LISTED ENTRIES:
□ □ □ □ □ □ □
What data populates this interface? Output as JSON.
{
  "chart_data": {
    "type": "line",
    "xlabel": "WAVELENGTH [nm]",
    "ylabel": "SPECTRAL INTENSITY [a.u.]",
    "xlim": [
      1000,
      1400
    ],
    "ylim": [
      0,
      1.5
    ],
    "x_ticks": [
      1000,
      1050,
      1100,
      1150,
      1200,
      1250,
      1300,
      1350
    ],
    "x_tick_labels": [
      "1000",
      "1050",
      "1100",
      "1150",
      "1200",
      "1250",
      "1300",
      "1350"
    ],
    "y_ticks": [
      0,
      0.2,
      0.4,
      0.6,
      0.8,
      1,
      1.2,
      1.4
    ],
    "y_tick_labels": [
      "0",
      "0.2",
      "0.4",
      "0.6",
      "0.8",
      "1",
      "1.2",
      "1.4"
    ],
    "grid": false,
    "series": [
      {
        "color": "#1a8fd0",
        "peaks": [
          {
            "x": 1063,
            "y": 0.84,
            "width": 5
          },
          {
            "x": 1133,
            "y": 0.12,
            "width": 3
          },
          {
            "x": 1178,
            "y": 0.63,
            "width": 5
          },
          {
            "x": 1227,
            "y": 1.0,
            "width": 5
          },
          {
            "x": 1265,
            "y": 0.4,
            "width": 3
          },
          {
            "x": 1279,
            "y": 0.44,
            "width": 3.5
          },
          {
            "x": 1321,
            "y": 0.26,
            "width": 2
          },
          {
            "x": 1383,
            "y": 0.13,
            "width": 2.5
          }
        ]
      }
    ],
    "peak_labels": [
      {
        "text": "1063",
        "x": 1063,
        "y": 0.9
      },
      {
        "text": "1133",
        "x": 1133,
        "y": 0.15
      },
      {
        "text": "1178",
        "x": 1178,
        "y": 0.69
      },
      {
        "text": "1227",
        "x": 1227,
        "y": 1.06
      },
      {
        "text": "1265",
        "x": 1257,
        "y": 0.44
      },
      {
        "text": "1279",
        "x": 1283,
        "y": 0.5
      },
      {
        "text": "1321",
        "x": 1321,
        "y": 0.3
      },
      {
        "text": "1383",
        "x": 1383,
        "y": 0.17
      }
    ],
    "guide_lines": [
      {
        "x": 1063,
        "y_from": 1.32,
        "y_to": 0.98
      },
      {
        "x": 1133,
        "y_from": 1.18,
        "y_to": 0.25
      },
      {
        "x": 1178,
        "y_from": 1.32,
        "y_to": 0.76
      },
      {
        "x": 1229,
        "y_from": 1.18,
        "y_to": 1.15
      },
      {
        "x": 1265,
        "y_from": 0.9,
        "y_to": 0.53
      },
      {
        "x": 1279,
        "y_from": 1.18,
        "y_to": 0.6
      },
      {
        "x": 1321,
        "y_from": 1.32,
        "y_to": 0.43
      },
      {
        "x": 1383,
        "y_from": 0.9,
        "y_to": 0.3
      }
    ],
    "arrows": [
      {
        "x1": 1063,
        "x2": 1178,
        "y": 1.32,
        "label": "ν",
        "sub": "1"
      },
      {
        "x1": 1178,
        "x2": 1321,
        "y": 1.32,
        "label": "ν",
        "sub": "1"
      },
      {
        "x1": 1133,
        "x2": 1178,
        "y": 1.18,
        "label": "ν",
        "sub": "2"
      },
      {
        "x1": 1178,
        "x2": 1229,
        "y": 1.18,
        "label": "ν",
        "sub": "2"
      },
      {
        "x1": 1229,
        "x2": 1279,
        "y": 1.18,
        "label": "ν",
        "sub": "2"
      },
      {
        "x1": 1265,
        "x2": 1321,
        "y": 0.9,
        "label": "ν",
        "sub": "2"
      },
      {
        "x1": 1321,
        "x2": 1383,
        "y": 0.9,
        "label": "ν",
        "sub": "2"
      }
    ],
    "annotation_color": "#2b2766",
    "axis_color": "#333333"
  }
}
□ □ □ □ □ □ □
JOB:
Reproduce the complete data exactly as presented above.

COMPLETE RESPONSE:
What data populates this interface? Output as JSON.
{
  "chart_data": {
    "type": "line",
    "xlabel": "WAVELENGTH [nm]",
    "ylabel": "SPECTRAL INTENSITY [a.u.]",
    "xlim": [
      1000,
      1400
    ],
    "ylim": [
      0,
      1.5
    ],
    "x_ticks": [
      1000,
      1050,
      1100,
      1150,
      1200,
      1250,
      1300,
      1350
    ],
    "x_tick_labels": [
      "1000",
      "1050",
      "1100",
      "1150",
      "1200",
      "1250",
      "1300",
      "1350"
    ],
    "y_ticks": [
      0,
      0.2,
      0.4,
      0.6,
      0.8,
      1,
      1.2,
      1.4
    ],
    "y_tick_labels": [
      "0",
      "0.2",
      "0.4",
      "0.6",
      "0.8",
      "1",
      "1.2",
      "1.4"
    ],
    "grid": false,
    "series": [
      {
        "color": "#1a8fd0",
        "peaks": [
          {
            "x": 1063,
            "y": 0.84,
            "width": 5
          },
          {
            "x": 1133,
            "y": 0.12,
            "width": 3
          },
          {
            "x": 1178,
            "y": 0.63,
            "width": 5
          },
          {
            "x": 1227,
            "y": 1.0,
            "width": 5
          },
          {
            "x": 1265,
            "y": 0.4,
            "width": 3
          },
          {
            "x": 1279,
            "y": 0.44,
            "width": 3.5
          },
          {
            "x": 1321,
            "y": 0.26,
            "width": 2
          },
          {
            "x": 1383,
            "y": 0.13,
            "width": 2.5
          }
        ]
      }
    ],
    "peak_labels": [
      {
        "text": "1063",
        "x": 1063,
        "y": 0.9
      },
      {
        "text": "1133",
        "x": 1133,
        "y": 0.15
      },
      {
        "text": "1178",
        "x": 1178,
        "y": 0.69
      },
      {
        "text": "1227",
        "x": 1227,
        "y": 1.06
      },
      {
        "text": "1265",
        "x": 1257,
        "y": 0.44
      },
      {
        "text": "1279",
        "x": 1283,
        "y": 0.5
      },
      {
        "text": "1321",
        "x": 1321,
        "y": 0.3
      },
      {
        "text": "1383",
        "x": 1383,
        "y": 0.17
      }
    ],
    "guide_lines": [
      {
        "x": 1063,
        "y_from": 1.32,
        "y_to": 0.98
      },
      {
        "x": 1133,
        "y_from": 1.18,
        "y_to": 0.25
      },
      {
        "x": 1178,
        "y_from": 1.32,
        "y_to": 0.76
      },
      {
        "x": 1229,
        "y_from": 1.18,
        "y_to": 1.15
      },
      {
        "x": 1265,
        "y_from": 0.9,
        "y_to": 0.53
      },
      {
        "x": 1279,
        "y_from": 1.18,
        "y_to": 0.6
      },
      {
        "x": 1321,
        "y_from": 1.32,
        "y_to": 0.43
      },
      {
        "x": 1383,
        "y_from": 0.9,
        "y_to": 0.3
      }
    ],
    "arrows": [
      {
        "x1": 1063,
        "x2": 1178,
        "y": 1.32,
        "label": "ν",
        "sub": "1"
      },
      {
        "x1": 1178,
        "x2": 1321,
        "y": 1.32,
        "label": "ν",
        "sub": "1"
      },
      {
        "x1": 1133,
        "x2": 1178,
        "y": 1.18,
        "label": "ν",
        "sub": "2"
      },
      {
        "x1": 1178,
        "x2": 1229,
        "y": 1.18,
        "label": "ν",
        "sub": "2"
      },
      {
        "x1": 1229,
        "x2": 1279,
        "y": 1.18,
        "label": "ν",
        "sub": "2"
      },
      {
        "x1": 1265,
        "x2": 1321,
        "y": 0.9,
        "label": "ν",
        "sub": "2"
      },
      {
        "x1": 1321,
        "x2": 1383,
        "y": 0.9,
        "label": "ν",
        "sub": "2"
      }
    ],
    "annotation_color": "#2b2766",
    "axis_color": "#333333"
  }
}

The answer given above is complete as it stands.